## INSTRUCTIONS TO FOLLOW
Scan the records for the word "stores". Copy each line that includes it.

[Figure content listings]

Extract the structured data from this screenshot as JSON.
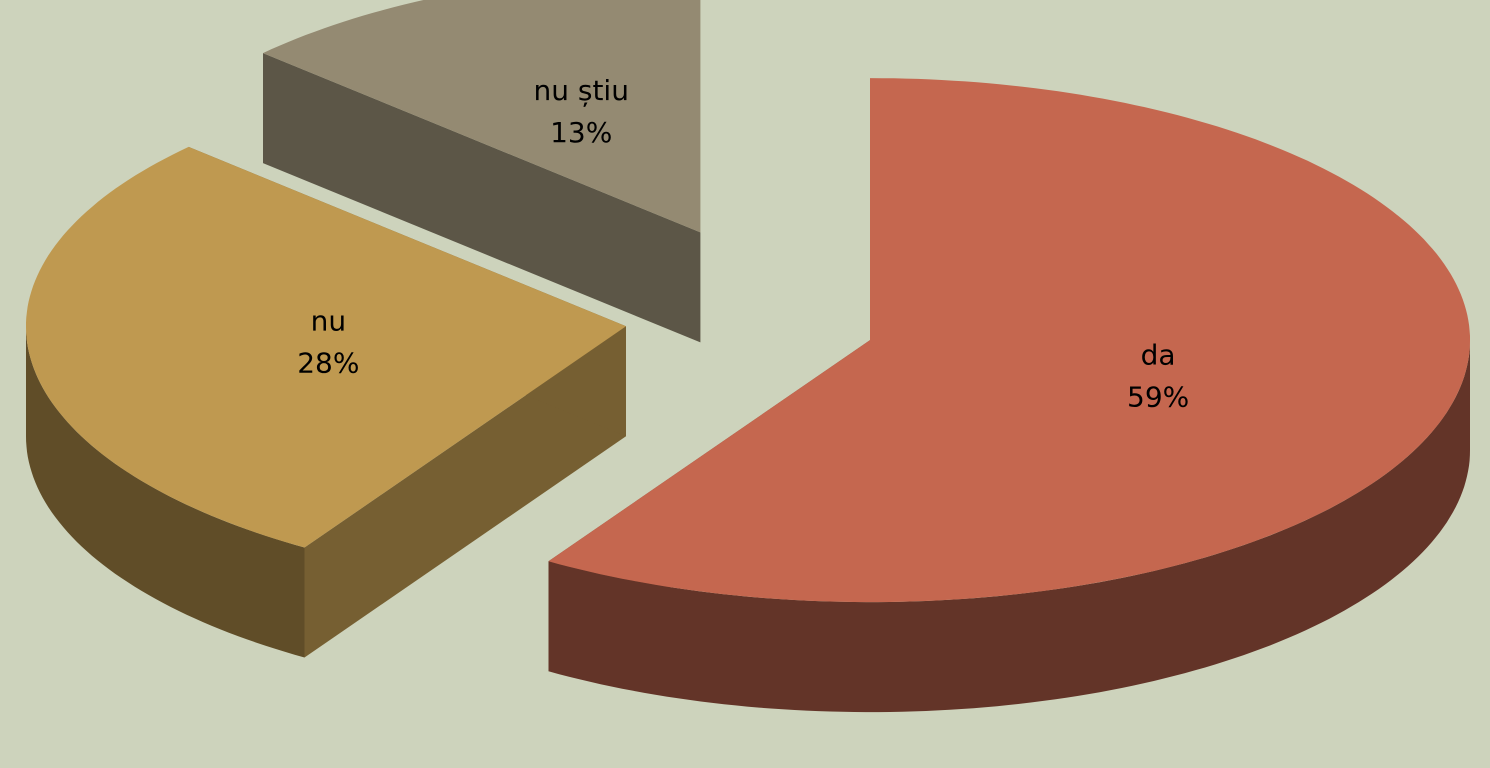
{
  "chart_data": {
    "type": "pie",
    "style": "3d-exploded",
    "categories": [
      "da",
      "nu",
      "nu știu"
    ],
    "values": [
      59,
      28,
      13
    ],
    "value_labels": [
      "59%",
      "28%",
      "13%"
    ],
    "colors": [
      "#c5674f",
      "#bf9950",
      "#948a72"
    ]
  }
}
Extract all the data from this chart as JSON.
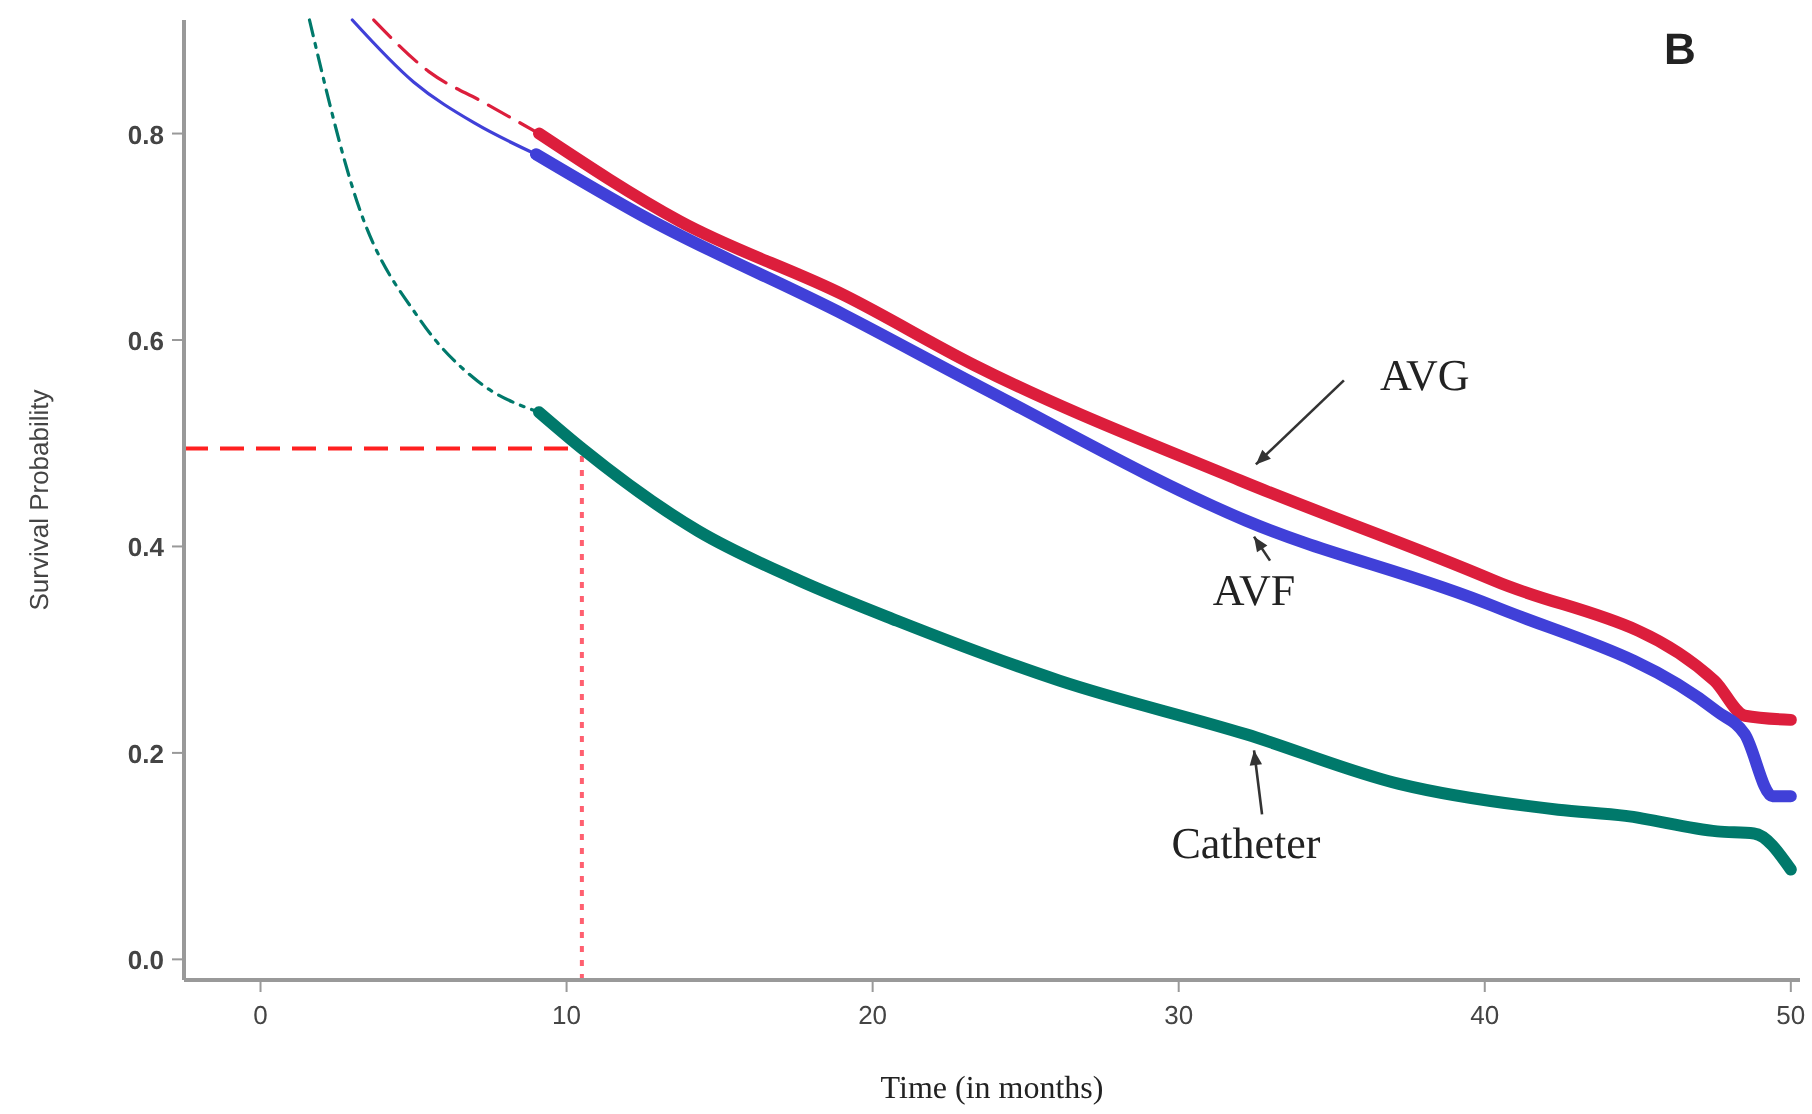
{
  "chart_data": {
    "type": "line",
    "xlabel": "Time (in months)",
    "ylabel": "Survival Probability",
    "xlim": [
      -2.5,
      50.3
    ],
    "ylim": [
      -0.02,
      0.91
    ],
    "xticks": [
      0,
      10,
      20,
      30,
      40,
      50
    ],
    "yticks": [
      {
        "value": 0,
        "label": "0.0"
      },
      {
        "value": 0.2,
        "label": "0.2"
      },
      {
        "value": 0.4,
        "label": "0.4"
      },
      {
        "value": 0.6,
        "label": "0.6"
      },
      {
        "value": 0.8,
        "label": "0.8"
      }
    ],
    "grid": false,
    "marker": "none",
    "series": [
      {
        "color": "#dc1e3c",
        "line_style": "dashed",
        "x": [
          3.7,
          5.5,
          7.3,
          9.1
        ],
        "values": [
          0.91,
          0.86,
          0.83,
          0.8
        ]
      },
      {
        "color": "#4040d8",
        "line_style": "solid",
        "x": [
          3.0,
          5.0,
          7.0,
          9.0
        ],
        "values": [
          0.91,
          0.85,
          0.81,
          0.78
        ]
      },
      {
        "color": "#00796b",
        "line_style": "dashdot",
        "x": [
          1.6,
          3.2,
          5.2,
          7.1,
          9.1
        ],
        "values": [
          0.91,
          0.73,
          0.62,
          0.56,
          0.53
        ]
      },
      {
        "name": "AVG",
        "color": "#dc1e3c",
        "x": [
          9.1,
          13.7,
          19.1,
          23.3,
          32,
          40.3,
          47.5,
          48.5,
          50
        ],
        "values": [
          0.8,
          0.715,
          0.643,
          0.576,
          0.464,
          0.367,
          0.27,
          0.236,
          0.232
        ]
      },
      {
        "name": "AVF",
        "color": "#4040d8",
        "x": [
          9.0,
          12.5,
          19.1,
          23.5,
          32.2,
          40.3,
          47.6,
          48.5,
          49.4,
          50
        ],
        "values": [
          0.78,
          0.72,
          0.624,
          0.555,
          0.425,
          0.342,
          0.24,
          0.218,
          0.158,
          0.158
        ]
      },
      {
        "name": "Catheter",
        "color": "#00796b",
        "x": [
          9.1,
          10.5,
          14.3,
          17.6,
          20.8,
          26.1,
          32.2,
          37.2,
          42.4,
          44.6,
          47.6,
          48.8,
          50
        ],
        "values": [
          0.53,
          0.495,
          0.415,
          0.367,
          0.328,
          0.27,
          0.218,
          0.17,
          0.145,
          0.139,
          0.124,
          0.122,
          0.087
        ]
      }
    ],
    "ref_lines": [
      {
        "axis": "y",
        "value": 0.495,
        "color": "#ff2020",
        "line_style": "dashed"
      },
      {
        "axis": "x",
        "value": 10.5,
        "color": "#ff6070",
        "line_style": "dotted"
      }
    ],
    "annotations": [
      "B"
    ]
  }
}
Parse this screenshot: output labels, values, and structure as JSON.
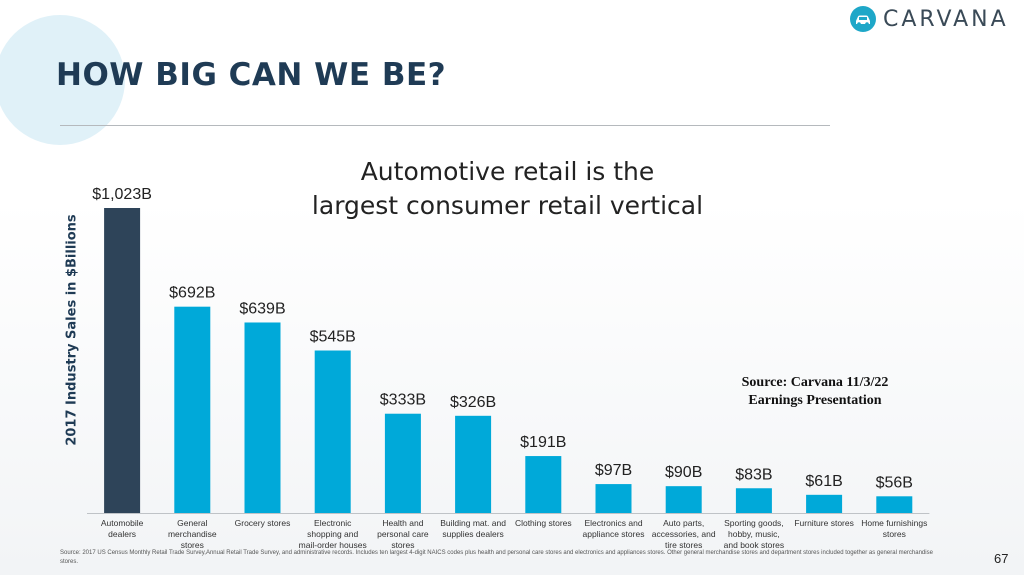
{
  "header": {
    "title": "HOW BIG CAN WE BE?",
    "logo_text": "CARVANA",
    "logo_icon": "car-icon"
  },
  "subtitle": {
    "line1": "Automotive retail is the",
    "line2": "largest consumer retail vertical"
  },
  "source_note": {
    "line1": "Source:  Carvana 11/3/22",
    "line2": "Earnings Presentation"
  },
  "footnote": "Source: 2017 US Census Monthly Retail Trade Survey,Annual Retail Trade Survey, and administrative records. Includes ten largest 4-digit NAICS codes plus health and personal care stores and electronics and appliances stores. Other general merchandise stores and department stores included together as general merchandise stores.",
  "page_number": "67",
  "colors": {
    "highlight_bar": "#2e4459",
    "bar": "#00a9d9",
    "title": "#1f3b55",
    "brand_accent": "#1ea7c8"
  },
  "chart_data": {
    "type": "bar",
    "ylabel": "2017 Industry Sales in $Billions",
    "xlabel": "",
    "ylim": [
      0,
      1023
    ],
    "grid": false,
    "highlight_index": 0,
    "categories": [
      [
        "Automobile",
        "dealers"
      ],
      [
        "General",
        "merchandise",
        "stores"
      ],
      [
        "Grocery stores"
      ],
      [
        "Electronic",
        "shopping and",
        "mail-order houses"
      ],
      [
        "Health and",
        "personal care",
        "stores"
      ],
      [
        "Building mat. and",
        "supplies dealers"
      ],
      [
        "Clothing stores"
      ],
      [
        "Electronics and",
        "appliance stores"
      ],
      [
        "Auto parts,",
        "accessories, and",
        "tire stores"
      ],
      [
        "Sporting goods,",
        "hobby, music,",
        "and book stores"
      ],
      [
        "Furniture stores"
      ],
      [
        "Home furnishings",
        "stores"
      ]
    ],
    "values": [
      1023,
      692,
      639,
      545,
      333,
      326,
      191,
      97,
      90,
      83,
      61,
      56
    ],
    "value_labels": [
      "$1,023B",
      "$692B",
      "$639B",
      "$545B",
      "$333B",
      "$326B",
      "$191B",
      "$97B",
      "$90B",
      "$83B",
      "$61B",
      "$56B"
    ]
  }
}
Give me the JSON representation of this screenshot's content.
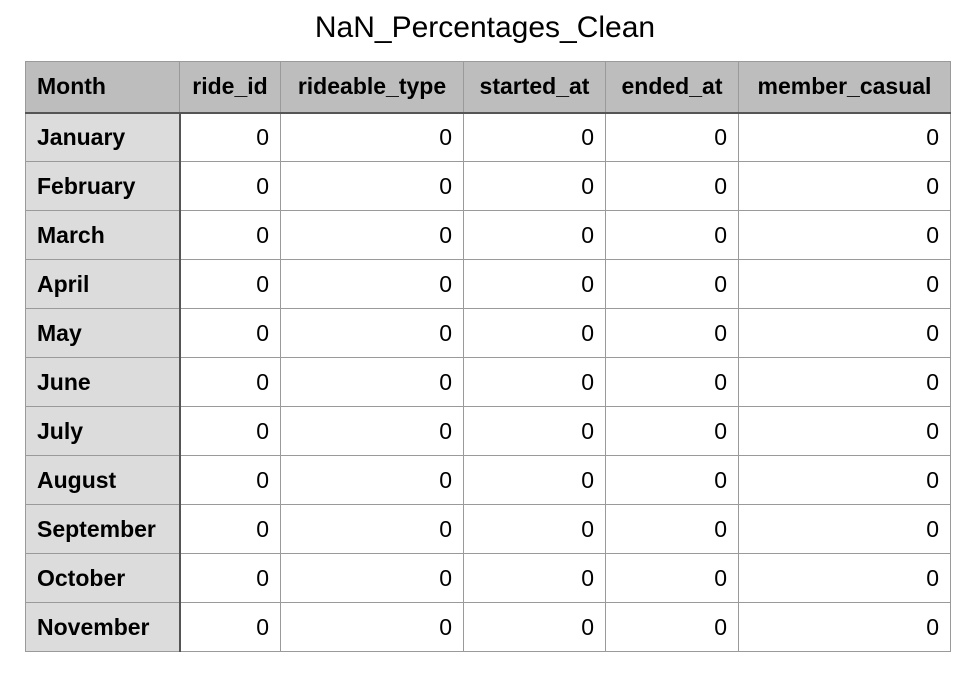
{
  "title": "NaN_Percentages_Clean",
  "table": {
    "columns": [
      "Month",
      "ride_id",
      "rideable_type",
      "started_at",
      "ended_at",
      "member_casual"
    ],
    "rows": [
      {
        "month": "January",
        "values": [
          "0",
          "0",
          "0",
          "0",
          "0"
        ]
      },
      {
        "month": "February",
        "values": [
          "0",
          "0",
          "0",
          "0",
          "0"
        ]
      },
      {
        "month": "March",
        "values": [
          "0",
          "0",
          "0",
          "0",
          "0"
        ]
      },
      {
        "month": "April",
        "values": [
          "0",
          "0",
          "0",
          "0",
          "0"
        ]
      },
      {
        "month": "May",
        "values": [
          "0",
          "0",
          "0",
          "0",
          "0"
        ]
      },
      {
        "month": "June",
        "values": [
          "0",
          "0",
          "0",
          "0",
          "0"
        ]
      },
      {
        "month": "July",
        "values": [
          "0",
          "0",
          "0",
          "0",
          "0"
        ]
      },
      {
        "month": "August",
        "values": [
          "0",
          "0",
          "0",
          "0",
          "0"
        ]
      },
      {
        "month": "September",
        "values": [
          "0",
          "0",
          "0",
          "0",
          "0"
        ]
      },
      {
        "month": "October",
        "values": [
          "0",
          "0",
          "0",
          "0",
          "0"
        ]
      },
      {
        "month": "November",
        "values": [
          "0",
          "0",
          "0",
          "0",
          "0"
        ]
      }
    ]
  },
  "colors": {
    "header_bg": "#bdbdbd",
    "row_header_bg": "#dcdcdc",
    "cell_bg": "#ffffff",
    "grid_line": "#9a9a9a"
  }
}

## RESULT OF THIS TASK
  "footnote": "Source: 2017 US Census Monthly Retail Trade Survey,Annual Retail Trade Survey, and administrative records. Includes ten largest 4-digit NAICS codes plus health and personal care stores and electronics and appliances stores. Other general merchandise stores and department stores included together as general merchandise stores.",
        "stores"
        "Grocery stores"
        "stores"
        "Clothing stores"
        "appliance stores"
        "tire stores"
        "and book stores"
        "Furniture stores"
        "stores"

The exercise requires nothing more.